--- Start of DOCUMENT PASSAGE ---
Oregon Supreme Court
Jan 10, 1928
123 Or. 539 (Or. 1928)

Opinion

Submitted on briefs July 12, 1927 Argued on rehearing December 6, 1927

Affirmed September 20, 1927 Reversed on rehearing January 10, 1928

From Marion: PERCY R. KELLY, Judge.

For appellant there was a brief over the names of Messrs. Carey Kerr, Mr. Charles A. Hart and Mr. Marvin K. Holland.

For respondent there was a brief over the names of Mr. William H. Trindle and Mr. W.C. Winslow.

For appellant there was a brief over the names of Messrs. Carey Kerr and Mr. Marvin K. Holland, with an oral argument by Mr. Charles A. Hart

For respondent there was a brief and oral arguments by Mr. W.H. Trindle and Mr. W.C. Winslow.


In Banc.

AFFIRMED.


This is an action to recover commissions on renewal premiums under an agency contract into which plaintiff and defendant insurance company entered on March 24, 1917. The contract continued in effect until June 8, 1921, when it was terminated by the defendant. The controversy arose over the payment of commission upon renewal premiums which accrued and were paid within four years after the termination of the contract. The agreement, in part, provides:

"(7) If the agent shall neglect to report and pay over premiums collected by him as provided herein, or shall otherwise violate any of the provisions hereof, all of his rights under this contract, including the right to commissions on all premiums payable thereafter and on renewals of all policies written hereunder, shall thereby forthwith terminate. * *

"(9) All moneys and other property collected or received by the Agent for or on behalf of the Company shall be held in a fiduciary capacity, and shall not be used by him for any purpose whatsoever except as herein specifically authorized, but shall be delivered as soon as possible to the Company, or to the cashier at the Branch Office to which the Agent reports, or to his Manager or other authorized representative of the Company upon demand.
--- End of DOCUMENT PASSAGE ---
--- Start of DATASET EXTRACT ---
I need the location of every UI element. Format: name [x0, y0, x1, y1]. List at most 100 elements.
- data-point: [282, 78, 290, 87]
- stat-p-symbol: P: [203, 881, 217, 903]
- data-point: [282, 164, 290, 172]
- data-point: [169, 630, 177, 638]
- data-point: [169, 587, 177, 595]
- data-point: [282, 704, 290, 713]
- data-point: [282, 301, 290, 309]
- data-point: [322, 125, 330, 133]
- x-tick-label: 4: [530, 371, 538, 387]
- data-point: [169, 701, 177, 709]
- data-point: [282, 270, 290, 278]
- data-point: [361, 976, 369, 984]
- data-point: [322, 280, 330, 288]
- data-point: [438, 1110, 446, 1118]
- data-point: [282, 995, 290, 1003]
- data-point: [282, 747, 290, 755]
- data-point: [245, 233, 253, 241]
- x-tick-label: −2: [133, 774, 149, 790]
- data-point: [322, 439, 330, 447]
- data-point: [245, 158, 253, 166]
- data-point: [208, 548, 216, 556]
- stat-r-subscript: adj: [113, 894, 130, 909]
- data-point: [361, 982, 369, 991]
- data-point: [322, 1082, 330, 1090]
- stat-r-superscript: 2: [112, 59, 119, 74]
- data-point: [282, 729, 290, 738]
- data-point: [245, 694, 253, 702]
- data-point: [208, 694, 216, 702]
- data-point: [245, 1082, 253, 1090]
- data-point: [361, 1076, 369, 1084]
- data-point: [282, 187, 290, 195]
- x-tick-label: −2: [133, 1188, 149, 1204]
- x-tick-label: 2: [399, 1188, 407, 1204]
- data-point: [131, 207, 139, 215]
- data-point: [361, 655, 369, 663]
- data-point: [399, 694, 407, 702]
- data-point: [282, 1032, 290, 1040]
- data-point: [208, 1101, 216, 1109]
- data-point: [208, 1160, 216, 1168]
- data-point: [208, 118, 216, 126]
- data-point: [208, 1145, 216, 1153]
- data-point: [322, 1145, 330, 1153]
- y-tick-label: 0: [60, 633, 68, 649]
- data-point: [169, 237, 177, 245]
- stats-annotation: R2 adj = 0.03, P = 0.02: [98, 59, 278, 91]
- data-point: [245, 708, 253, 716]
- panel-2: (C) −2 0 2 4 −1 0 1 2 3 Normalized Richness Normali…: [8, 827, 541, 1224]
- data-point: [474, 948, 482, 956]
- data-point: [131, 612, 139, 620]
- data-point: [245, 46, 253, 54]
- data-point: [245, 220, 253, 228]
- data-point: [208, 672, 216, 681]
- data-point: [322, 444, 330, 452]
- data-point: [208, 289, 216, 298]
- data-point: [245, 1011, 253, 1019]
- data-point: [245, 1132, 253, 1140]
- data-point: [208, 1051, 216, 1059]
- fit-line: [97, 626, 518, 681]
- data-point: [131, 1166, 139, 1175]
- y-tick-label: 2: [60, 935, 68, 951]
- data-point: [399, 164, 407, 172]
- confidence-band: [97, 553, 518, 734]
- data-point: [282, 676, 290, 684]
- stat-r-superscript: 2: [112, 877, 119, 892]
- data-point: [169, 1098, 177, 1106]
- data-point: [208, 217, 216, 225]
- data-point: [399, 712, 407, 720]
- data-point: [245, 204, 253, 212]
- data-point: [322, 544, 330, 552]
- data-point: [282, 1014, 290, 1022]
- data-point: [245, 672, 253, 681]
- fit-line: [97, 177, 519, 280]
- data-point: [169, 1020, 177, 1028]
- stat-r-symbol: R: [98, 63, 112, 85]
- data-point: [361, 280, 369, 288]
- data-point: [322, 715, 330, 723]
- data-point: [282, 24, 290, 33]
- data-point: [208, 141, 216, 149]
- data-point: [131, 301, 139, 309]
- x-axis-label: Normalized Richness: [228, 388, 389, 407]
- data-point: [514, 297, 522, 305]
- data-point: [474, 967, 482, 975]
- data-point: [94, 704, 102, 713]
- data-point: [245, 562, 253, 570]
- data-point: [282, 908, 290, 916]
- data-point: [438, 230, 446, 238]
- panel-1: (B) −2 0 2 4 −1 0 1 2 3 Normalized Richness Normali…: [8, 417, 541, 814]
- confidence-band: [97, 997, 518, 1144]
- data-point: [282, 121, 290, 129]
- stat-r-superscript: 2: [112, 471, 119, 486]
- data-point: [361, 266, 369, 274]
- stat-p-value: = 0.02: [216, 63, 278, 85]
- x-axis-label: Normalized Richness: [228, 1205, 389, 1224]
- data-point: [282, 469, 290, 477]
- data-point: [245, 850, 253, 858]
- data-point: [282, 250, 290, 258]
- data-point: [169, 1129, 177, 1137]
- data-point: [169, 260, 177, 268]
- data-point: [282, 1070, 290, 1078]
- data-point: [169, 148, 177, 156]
--- End of DATASET EXTRACT ---
▶ **CHALLENGES**:
a - According to the court opinion, on what date did the defendant terminate the agency contract?
b - Continue the court opinion from its last paragraph.
The data come from a separate source and are unrelated to the court opinion.

▶ **IN RESPONSE**:
a - June 8, 1921.

b -
"PART 2. ON RENEWAL PREMIUMS.

"* * If this contract shall be terminated after the Agent has been continuously in the service of the Company for five years, except for violation of his obligations hereunder, or shall be terminated by the death of the Agent prior thereto, the Company will pay to his executors or administrators, or to such person as he may designate with the consent of the Company, the commissions at the above rates on renewal premiums for a period of five years from the date of the termination of the contract; but in no case shall any commission on renewal premiums be payable on any Life or Endowment policy after the tenth year of insurance or on any Term policy after the fifth year of insurance.

"If this contract shall be terminated before the Agent has been continuously in the service of the Company for five years for any cause except the death of the Agent, (when renewal commissions as per the preceding paragraph shall be paid,) and if the Agent has not violated any of his obligations hereunder, the Company will pay to the Agent, or to such person as he may designate with the consent of the Company, commissions on renewal premiums at the above rates for the period stipulated in the following table; but in no case shall commissions on renewal premiums be payable on Term policies after the fifth year of insurance. * *

"(19) Either party to this contract may terminate same by giving to the other party seven days' notice in writing to that effect, and the power of the Agent to collect and receive premiums shall cease with the termination of this contract."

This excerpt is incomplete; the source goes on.